__Task goal__. Quote the whole listing exactly. Leave the pictures out of your copy.

(Data entries for graphics)
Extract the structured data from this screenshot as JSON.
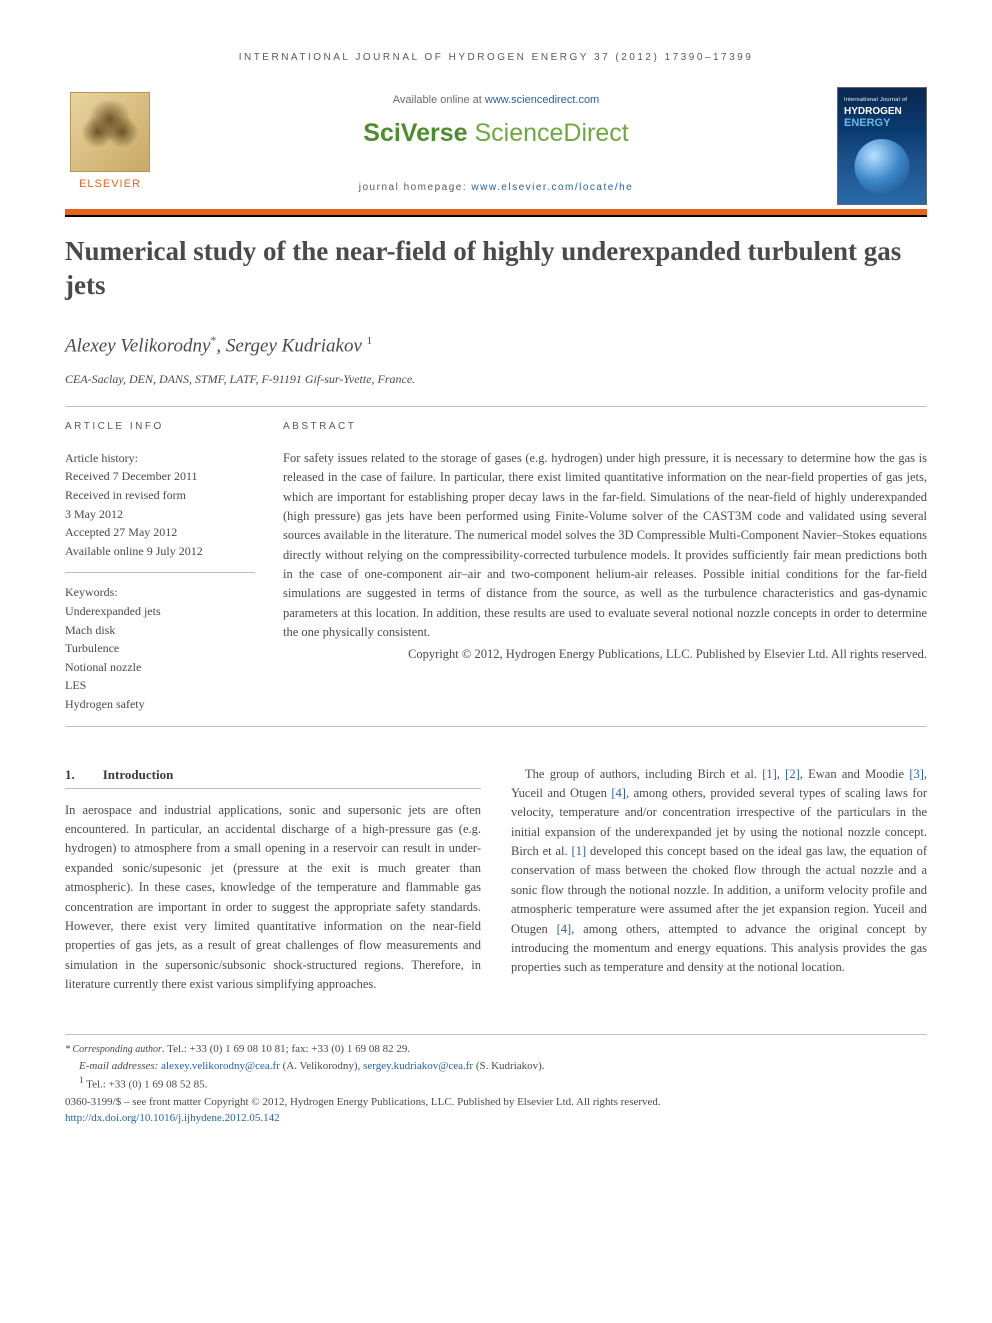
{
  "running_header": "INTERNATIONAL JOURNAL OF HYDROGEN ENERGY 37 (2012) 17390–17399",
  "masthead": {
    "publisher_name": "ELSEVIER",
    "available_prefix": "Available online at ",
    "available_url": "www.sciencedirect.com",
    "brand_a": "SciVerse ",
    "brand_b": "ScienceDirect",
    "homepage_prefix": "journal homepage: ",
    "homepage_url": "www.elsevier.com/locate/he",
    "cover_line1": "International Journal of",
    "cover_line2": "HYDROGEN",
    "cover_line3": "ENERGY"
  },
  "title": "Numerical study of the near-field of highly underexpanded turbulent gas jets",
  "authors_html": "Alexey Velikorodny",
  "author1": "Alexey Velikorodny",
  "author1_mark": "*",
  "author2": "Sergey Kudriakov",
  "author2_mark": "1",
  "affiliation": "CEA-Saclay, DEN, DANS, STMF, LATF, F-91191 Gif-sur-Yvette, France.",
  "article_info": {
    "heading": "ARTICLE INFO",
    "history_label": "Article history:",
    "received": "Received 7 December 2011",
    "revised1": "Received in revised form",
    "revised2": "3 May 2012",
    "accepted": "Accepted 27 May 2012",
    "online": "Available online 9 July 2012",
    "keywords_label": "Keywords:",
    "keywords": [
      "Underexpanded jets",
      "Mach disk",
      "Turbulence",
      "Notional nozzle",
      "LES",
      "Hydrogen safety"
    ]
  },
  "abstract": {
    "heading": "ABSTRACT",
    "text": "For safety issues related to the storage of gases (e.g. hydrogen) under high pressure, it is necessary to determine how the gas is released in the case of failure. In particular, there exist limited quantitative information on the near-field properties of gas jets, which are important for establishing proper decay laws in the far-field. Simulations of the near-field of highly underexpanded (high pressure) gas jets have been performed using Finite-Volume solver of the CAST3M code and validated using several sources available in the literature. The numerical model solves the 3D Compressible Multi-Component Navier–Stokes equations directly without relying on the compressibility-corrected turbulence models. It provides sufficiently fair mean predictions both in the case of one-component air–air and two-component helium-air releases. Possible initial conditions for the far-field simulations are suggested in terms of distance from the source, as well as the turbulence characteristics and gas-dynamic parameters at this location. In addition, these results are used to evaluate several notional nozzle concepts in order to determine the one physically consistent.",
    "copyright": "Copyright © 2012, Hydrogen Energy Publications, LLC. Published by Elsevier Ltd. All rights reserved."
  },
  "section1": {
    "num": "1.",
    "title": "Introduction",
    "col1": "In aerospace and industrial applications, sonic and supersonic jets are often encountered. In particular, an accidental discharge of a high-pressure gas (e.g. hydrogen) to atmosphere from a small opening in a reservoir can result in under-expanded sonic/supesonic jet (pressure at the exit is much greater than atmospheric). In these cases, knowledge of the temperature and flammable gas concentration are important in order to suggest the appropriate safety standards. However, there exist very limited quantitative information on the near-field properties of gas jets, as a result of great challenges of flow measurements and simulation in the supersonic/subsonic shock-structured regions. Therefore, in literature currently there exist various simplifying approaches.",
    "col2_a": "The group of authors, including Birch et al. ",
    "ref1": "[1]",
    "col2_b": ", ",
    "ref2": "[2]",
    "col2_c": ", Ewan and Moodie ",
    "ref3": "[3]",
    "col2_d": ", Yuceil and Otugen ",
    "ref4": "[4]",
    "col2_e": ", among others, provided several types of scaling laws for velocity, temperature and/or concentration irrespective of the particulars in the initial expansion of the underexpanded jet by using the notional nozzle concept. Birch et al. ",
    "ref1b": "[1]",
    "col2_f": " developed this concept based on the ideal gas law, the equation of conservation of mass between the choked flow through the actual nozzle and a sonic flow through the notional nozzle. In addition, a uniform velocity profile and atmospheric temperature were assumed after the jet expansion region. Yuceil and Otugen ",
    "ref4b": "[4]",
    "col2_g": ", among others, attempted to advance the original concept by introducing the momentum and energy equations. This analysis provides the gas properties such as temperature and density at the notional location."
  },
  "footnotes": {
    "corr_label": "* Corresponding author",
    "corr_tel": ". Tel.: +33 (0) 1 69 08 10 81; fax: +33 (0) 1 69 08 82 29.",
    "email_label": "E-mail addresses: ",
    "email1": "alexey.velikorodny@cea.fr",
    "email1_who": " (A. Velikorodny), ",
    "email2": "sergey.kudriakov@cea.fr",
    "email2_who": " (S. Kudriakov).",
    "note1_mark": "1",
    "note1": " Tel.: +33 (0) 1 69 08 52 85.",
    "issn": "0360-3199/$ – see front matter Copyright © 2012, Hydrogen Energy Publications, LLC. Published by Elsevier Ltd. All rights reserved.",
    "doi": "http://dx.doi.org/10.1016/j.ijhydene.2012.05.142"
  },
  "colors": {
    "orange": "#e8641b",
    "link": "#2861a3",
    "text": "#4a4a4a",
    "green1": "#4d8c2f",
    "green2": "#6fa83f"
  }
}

__Completed exercise__.
Extract the structured data from this screenshot as JSON.
{
  "running_header": "INTERNATIONAL JOURNAL OF HYDROGEN ENERGY 37 (2012) 17390–17399",
  "masthead": {
    "publisher_name": "ELSEVIER",
    "available_prefix": "Available online at ",
    "available_url": "www.sciencedirect.com",
    "brand_a": "SciVerse ",
    "brand_b": "ScienceDirect",
    "homepage_prefix": "journal homepage: ",
    "homepage_url": "www.elsevier.com/locate/he",
    "cover_line1": "International Journal of",
    "cover_line2": "HYDROGEN",
    "cover_line3": "ENERGY"
  },
  "title": "Numerical study of the near-field of highly underexpanded turbulent gas jets",
  "authors_html": "Alexey Velikorodny",
  "author1": "Alexey Velikorodny",
  "author1_mark": "*",
  "author2": "Sergey Kudriakov",
  "author2_mark": "1",
  "affiliation": "CEA-Saclay, DEN, DANS, STMF, LATF, F-91191 Gif-sur-Yvette, France.",
  "article_info": {
    "heading": "ARTICLE INFO",
    "history_label": "Article history:",
    "received": "Received 7 December 2011",
    "revised1": "Received in revised form",
    "revised2": "3 May 2012",
    "accepted": "Accepted 27 May 2012",
    "online": "Available online 9 July 2012",
    "keywords_label": "Keywords:",
    "keywords": [
      "Underexpanded jets",
      "Mach disk",
      "Turbulence",
      "Notional nozzle",
      "LES",
      "Hydrogen safety"
    ]
  },
  "abstract": {
    "heading": "ABSTRACT",
    "text": "For safety issues related to the storage of gases (e.g. hydrogen) under high pressure, it is necessary to determine how the gas is released in the case of failure. In particular, there exist limited quantitative information on the near-field properties of gas jets, which are important for establishing proper decay laws in the far-field. Simulations of the near-field of highly underexpanded (high pressure) gas jets have been performed using Finite-Volume solver of the CAST3M code and validated using several sources available in the literature. The numerical model solves the 3D Compressible Multi-Component Navier–Stokes equations directly without relying on the compressibility-corrected turbulence models. It provides sufficiently fair mean predictions both in the case of one-component air–air and two-component helium-air releases. Possible initial conditions for the far-field simulations are suggested in terms of distance from the source, as well as the turbulence characteristics and gas-dynamic parameters at this location. In addition, these results are used to evaluate several notional nozzle concepts in order to determine the one physically consistent.",
    "copyright": "Copyright © 2012, Hydrogen Energy Publications, LLC. Published by Elsevier Ltd. All rights reserved."
  },
  "section1": {
    "num": "1.",
    "title": "Introduction",
    "col1": "In aerospace and industrial applications, sonic and supersonic jets are often encountered. In particular, an accidental discharge of a high-pressure gas (e.g. hydrogen) to atmosphere from a small opening in a reservoir can result in under-expanded sonic/supesonic jet (pressure at the exit is much greater than atmospheric). In these cases, knowledge of the temperature and flammable gas concentration are important in order to suggest the appropriate safety standards. However, there exist very limited quantitative information on the near-field properties of gas jets, as a result of great challenges of flow measurements and simulation in the supersonic/subsonic shock-structured regions. Therefore, in literature currently there exist various simplifying approaches.",
    "col2_a": "The group of authors, including Birch et al. ",
    "ref1": "[1]",
    "col2_b": ", ",
    "ref2": "[2]",
    "col2_c": ", Ewan and Moodie ",
    "ref3": "[3]",
    "col2_d": ", Yuceil and Otugen ",
    "ref4": "[4]",
    "col2_e": ", among others, provided several types of scaling laws for velocity, temperature and/or concentration irrespective of the particulars in the initial expansion of the underexpanded jet by using the notional nozzle concept. Birch et al. ",
    "ref1b": "[1]",
    "col2_f": " developed this concept based on the ideal gas law, the equation of conservation of mass between the choked flow through the actual nozzle and a sonic flow through the notional nozzle. In addition, a uniform velocity profile and atmospheric temperature were assumed after the jet expansion region. Yuceil and Otugen ",
    "ref4b": "[4]",
    "col2_g": ", among others, attempted to advance the original concept by introducing the momentum and energy equations. This analysis provides the gas properties such as temperature and density at the notional location."
  },
  "footnotes": {
    "corr_label": "* Corresponding author",
    "corr_tel": ". Tel.: +33 (0) 1 69 08 10 81; fax: +33 (0) 1 69 08 82 29.",
    "email_label": "E-mail addresses: ",
    "email1": "alexey.velikorodny@cea.fr",
    "email1_who": " (A. Velikorodny), ",
    "email2": "sergey.kudriakov@cea.fr",
    "email2_who": " (S. Kudriakov).",
    "note1_mark": "1",
    "note1": " Tel.: +33 (0) 1 69 08 52 85.",
    "issn": "0360-3199/$ – see front matter Copyright © 2012, Hydrogen Energy Publications, LLC. Published by Elsevier Ltd. All rights reserved.",
    "doi": "http://dx.doi.org/10.1016/j.ijhydene.2012.05.142"
  },
  "colors": {
    "orange": "#e8641b",
    "link": "#2861a3",
    "text": "#4a4a4a",
    "green1": "#4d8c2f",
    "green2": "#6fa83f"
  }
}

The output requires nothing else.